** Start **

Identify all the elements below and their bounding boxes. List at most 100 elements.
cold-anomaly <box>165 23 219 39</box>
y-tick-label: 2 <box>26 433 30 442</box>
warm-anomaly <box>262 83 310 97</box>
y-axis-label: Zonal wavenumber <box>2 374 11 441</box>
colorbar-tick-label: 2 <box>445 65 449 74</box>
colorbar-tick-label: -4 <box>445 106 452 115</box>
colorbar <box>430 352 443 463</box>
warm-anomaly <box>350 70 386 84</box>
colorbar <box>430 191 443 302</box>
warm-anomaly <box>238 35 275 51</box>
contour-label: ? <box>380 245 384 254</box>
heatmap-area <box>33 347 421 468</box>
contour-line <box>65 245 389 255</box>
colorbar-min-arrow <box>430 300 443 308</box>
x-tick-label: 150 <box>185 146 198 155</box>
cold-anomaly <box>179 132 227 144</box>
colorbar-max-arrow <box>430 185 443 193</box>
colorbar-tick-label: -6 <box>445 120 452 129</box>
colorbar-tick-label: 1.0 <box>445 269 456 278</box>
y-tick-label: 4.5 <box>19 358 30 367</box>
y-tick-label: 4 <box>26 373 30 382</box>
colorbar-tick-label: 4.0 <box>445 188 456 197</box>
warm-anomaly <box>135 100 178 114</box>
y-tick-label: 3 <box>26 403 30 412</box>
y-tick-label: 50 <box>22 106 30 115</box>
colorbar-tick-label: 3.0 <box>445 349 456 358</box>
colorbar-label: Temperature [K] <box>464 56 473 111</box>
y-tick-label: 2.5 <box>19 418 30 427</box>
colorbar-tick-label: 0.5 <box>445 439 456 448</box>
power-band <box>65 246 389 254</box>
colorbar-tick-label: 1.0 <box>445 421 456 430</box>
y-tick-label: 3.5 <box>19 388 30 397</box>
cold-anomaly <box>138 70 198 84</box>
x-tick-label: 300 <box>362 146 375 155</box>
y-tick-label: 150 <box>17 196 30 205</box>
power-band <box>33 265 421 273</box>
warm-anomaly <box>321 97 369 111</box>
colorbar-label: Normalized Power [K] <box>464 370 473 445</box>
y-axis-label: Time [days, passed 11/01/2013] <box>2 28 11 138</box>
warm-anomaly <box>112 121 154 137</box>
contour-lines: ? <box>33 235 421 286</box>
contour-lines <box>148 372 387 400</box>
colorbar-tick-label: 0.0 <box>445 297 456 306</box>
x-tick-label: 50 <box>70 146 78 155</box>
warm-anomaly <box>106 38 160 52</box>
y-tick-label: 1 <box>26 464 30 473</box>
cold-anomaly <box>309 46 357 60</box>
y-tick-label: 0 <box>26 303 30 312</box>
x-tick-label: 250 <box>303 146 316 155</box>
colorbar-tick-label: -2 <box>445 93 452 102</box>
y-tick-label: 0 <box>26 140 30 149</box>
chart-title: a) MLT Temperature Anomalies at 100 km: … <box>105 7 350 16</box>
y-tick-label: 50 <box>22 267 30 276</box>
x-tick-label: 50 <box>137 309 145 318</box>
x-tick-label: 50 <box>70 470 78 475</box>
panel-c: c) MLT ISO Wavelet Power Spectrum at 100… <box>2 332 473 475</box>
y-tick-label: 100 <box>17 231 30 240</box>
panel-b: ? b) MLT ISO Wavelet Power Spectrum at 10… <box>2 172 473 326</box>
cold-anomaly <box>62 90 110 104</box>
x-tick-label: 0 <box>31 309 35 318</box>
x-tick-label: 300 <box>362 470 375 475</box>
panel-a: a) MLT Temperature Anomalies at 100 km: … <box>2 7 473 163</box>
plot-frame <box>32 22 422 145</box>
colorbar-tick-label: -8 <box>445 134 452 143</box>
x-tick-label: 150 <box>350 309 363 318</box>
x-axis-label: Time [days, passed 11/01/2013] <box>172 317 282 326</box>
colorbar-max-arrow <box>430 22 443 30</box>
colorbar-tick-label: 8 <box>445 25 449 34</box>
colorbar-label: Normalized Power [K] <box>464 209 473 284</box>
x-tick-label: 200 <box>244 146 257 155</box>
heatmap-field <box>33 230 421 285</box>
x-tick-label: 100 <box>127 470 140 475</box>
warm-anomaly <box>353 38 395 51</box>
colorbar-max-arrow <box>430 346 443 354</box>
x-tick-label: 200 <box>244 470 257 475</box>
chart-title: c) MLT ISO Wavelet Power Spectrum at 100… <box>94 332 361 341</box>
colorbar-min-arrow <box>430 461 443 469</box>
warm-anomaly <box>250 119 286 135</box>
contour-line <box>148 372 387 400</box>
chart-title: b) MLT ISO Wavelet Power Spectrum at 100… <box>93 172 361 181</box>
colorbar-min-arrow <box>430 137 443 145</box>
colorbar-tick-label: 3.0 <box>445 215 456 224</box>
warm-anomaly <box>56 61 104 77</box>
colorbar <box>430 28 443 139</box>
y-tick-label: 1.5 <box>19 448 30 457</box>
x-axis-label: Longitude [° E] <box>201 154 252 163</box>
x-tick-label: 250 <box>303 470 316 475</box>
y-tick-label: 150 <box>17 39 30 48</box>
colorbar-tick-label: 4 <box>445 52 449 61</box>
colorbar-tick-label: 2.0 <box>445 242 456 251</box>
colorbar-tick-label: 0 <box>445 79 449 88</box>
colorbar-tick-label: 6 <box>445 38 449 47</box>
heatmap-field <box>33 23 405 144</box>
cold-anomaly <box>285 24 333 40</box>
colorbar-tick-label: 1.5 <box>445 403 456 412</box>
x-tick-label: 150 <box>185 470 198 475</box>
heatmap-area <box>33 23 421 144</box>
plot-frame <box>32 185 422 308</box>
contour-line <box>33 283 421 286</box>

** End **

# STATED GOAL:
Repeat the entries from their first line through the line containing "colorbar-tick-label: 0.0 <box>445", inclusive, swapping "warm-anomaly" for "warm-region" and leaving everything else unchanged.

# SOLUTION TO THE PROBLEM:
Identify all the elements below and their bounding boxes. List at most 100 elements.
cold-anomaly <box>165 23 219 39</box>
y-tick-label: 2 <box>26 433 30 442</box>
warm-region <box>262 83 310 97</box>
y-axis-label: Zonal wavenumber <box>2 374 11 441</box>
colorbar-tick-label: 2 <box>445 65 449 74</box>
colorbar-tick-label: -4 <box>445 106 452 115</box>
colorbar <box>430 352 443 463</box>
warm-region <box>350 70 386 84</box>
colorbar <box>430 191 443 302</box>
warm-region <box>238 35 275 51</box>
contour-label: ? <box>380 245 384 254</box>
heatmap-area <box>33 347 421 468</box>
contour-line <box>65 245 389 255</box>
colorbar-min-arrow <box>430 300 443 308</box>
x-tick-label: 150 <box>185 146 198 155</box>
cold-anomaly <box>179 132 227 144</box>
colorbar-max-arrow <box>430 185 443 193</box>
colorbar-tick-label: -6 <box>445 120 452 129</box>
colorbar-tick-label: 1.0 <box>445 269 456 278</box>
y-tick-label: 4.5 <box>19 358 30 367</box>
y-tick-label: 4 <box>26 373 30 382</box>
colorbar-tick-label: 4.0 <box>445 188 456 197</box>
warm-region <box>135 100 178 114</box>
y-tick-label: 3 <box>26 403 30 412</box>
y-tick-label: 50 <box>22 106 30 115</box>
colorbar-tick-label: 3.0 <box>445 349 456 358</box>
colorbar-label: Temperature [K] <box>464 56 473 111</box>
y-tick-label: 2.5 <box>19 418 30 427</box>
colorbar-tick-label: 0.5 <box>445 439 456 448</box>
power-band <box>65 246 389 254</box>
colorbar-tick-label: 1.0 <box>445 421 456 430</box>
y-tick-label: 3.5 <box>19 388 30 397</box>
cold-anomaly <box>138 70 198 84</box>
x-tick-label: 300 <box>362 146 375 155</box>
y-tick-label: 150 <box>17 196 30 205</box>
power-band <box>33 265 421 273</box>
warm-region <box>321 97 369 111</box>
colorbar-label: Normalized Power [K] <box>464 370 473 445</box>
y-axis-label: Time [days, passed 11/01/2013] <box>2 28 11 138</box>
warm-region <box>112 121 154 137</box>
contour-lines: ? <box>33 235 421 286</box>
contour-lines <box>148 372 387 400</box>
colorbar-tick-label: 0.0 <box>445 297 456 306</box>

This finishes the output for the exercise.